SOURCE RECORDS >>
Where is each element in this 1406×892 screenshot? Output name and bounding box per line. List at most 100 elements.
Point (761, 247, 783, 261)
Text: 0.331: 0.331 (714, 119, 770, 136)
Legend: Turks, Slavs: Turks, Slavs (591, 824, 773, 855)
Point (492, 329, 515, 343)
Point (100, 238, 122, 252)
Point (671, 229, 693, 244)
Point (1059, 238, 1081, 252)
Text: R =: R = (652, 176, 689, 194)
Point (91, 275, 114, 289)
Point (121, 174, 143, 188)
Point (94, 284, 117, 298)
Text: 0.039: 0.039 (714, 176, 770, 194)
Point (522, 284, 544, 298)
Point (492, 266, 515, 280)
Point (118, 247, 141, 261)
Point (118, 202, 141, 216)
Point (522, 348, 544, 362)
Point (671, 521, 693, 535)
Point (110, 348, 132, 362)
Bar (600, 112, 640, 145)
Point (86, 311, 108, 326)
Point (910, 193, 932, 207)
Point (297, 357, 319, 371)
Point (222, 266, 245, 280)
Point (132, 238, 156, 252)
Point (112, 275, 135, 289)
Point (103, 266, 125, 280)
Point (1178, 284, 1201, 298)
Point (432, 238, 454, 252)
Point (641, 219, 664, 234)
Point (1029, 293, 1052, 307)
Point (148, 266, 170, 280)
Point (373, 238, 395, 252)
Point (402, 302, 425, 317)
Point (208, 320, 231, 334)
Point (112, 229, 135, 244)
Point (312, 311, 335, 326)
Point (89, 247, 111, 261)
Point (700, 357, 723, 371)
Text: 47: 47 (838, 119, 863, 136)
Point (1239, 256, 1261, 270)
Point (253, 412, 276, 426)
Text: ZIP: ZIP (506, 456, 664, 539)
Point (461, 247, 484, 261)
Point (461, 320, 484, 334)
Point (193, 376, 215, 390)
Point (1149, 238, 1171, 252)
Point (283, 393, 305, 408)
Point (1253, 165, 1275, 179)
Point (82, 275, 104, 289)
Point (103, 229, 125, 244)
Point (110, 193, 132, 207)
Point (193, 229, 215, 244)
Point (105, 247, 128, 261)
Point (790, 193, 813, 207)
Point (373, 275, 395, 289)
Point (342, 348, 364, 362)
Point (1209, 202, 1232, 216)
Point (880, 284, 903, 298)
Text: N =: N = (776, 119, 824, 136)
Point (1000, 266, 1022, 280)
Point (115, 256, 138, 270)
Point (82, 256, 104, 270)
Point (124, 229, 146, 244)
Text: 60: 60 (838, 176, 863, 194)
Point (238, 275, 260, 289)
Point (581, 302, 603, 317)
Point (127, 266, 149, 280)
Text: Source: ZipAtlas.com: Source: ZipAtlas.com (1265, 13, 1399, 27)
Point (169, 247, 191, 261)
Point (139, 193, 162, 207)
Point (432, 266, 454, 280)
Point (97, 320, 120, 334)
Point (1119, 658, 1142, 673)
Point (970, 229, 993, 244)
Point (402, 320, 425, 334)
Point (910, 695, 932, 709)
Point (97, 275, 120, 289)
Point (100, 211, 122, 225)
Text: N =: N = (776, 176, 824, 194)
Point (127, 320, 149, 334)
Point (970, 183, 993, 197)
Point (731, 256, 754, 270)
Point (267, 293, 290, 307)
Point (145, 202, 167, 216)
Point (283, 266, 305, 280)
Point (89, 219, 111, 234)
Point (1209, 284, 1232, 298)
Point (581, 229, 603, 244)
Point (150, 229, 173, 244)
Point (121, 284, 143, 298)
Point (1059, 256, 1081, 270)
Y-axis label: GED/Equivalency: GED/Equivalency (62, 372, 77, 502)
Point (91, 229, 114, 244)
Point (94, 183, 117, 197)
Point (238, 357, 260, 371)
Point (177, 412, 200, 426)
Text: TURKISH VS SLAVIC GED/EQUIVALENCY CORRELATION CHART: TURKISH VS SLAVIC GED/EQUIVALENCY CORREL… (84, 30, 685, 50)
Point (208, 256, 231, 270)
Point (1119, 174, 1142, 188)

TO BE DONE >>
Could you turn every line of the items above into a JSON list of strings, one string per line, with blank lines left out?

SOLUTION TO THIS EXERCISE >>
[
  "Where is each element in this 1406×892 screenshot? Output name and bounding box per line. List at most 100 elements.",
  "Point (761, 247, 783, 261)",
  "Text: 0.331: 0.331 (714, 119, 770, 136)",
  "Legend: Turks, Slavs: Turks, Slavs (591, 824, 773, 855)",
  "Point (492, 329, 515, 343)",
  "Point (100, 238, 122, 252)",
  "Point (671, 229, 693, 244)",
  "Point (1059, 238, 1081, 252)",
  "Text: R =: R = (652, 176, 689, 194)",
  "Point (91, 275, 114, 289)",
  "Point (121, 174, 143, 188)",
  "Point (94, 284, 117, 298)",
  "Text: 0.039: 0.039 (714, 176, 770, 194)",
  "Point (522, 284, 544, 298)",
  "Point (492, 266, 515, 280)",
  "Point (118, 247, 141, 261)",
  "Point (118, 202, 141, 216)",
  "Point (522, 348, 544, 362)",
  "Point (671, 521, 693, 535)",
  "Point (110, 348, 132, 362)",
  "Bar (600, 112, 640, 145)",
  "Point (86, 311, 108, 326)",
  "Point (910, 193, 932, 207)",
  "Point (297, 357, 319, 371)",
  "Point (222, 266, 245, 280)",
  "Point (132, 238, 156, 252)",
  "Point (112, 275, 135, 289)",
  "Point (103, 266, 125, 280)",
  "Point (1178, 284, 1201, 298)",
  "Point (432, 238, 454, 252)",
  "Point (641, 219, 664, 234)",
  "Point (1029, 293, 1052, 307)",
  "Point (148, 266, 170, 280)",
  "Point (373, 238, 395, 252)",
  "Point (402, 302, 425, 317)",
  "Point (208, 320, 231, 334)",
  "Point (112, 229, 135, 244)",
  "Point (312, 311, 335, 326)",
  "Point (89, 247, 111, 261)",
  "Point (700, 357, 723, 371)",
  "Text: 47: 47 (838, 119, 863, 136)",
  "Point (1239, 256, 1261, 270)",
  "Point (253, 412, 276, 426)",
  "Text: ZIP: ZIP (506, 456, 664, 539)",
  "Point (461, 247, 484, 261)",
  "Point (461, 320, 484, 334)",
  "Point (193, 376, 215, 390)",
  "Point (1149, 238, 1171, 252)",
  "Point (283, 393, 305, 408)",
  "Point (1253, 165, 1275, 179)",
  "Point (82, 275, 104, 289)",
  "Point (103, 229, 125, 244)",
  "Point (110, 193, 132, 207)",
  "Point (193, 229, 215, 244)",
  "Point (105, 247, 128, 261)",
  "Point (790, 193, 813, 207)",
  "Point (373, 275, 395, 289)",
  "Point (342, 348, 364, 362)",
  "Point (1209, 202, 1232, 216)",
  "Point (880, 284, 903, 298)",
  "Text: N =: N = (776, 119, 824, 136)",
  "Point (1000, 266, 1022, 280)",
  "Point (115, 256, 138, 270)",
  "Point (82, 256, 104, 270)",
  "Point (124, 229, 146, 244)",
  "Text: 60: 60 (838, 176, 863, 194)",
  "Point (238, 275, 260, 289)",
  "Point (581, 302, 603, 317)",
  "Point (127, 266, 149, 280)",
  "Text: Source: ZipAtlas.com: Source: ZipAtlas.com (1265, 13, 1399, 27)",
  "Point (169, 247, 191, 261)",
  "Point (139, 193, 162, 207)",
  "Point (432, 266, 454, 280)",
  "Point (97, 320, 120, 334)",
  "Point (1119, 658, 1142, 673)",
  "Point (970, 229, 993, 244)",
  "Point (402, 320, 425, 334)",
  "Point (910, 695, 932, 709)",
  "Point (97, 275, 120, 289)",
  "Point (100, 211, 122, 225)",
  "Text: N =: N = (776, 176, 824, 194)",
  "Point (127, 320, 149, 334)",
  "Point (970, 183, 993, 197)",
  "Point (731, 256, 754, 270)",
  "Point (267, 293, 290, 307)",
  "Point (145, 202, 167, 216)",
  "Point (283, 266, 305, 280)",
  "Point (89, 219, 111, 234)",
  "Point (1209, 284, 1232, 298)",
  "Point (581, 229, 603, 244)",
  "Point (150, 229, 173, 244)",
  "Point (121, 284, 143, 298)",
  "Point (1059, 256, 1081, 270)",
  "Y-axis label: GED/Equivalency: GED/Equivalency (62, 372, 77, 502)",
  "Point (91, 229, 114, 244)",
  "Point (94, 183, 117, 197)",
  "Point (238, 357, 260, 371)",
  "Point (177, 412, 200, 426)",
  "Text: TURKISH VS SLAVIC GED/EQUIVALENCY CORRELATION CHART: TURKISH VS SLAVIC GED/EQUIVALENCY CORREL… (84, 30, 685, 50)",
  "Point (208, 256, 231, 270)",
  "Point (1119, 174, 1142, 188)"
]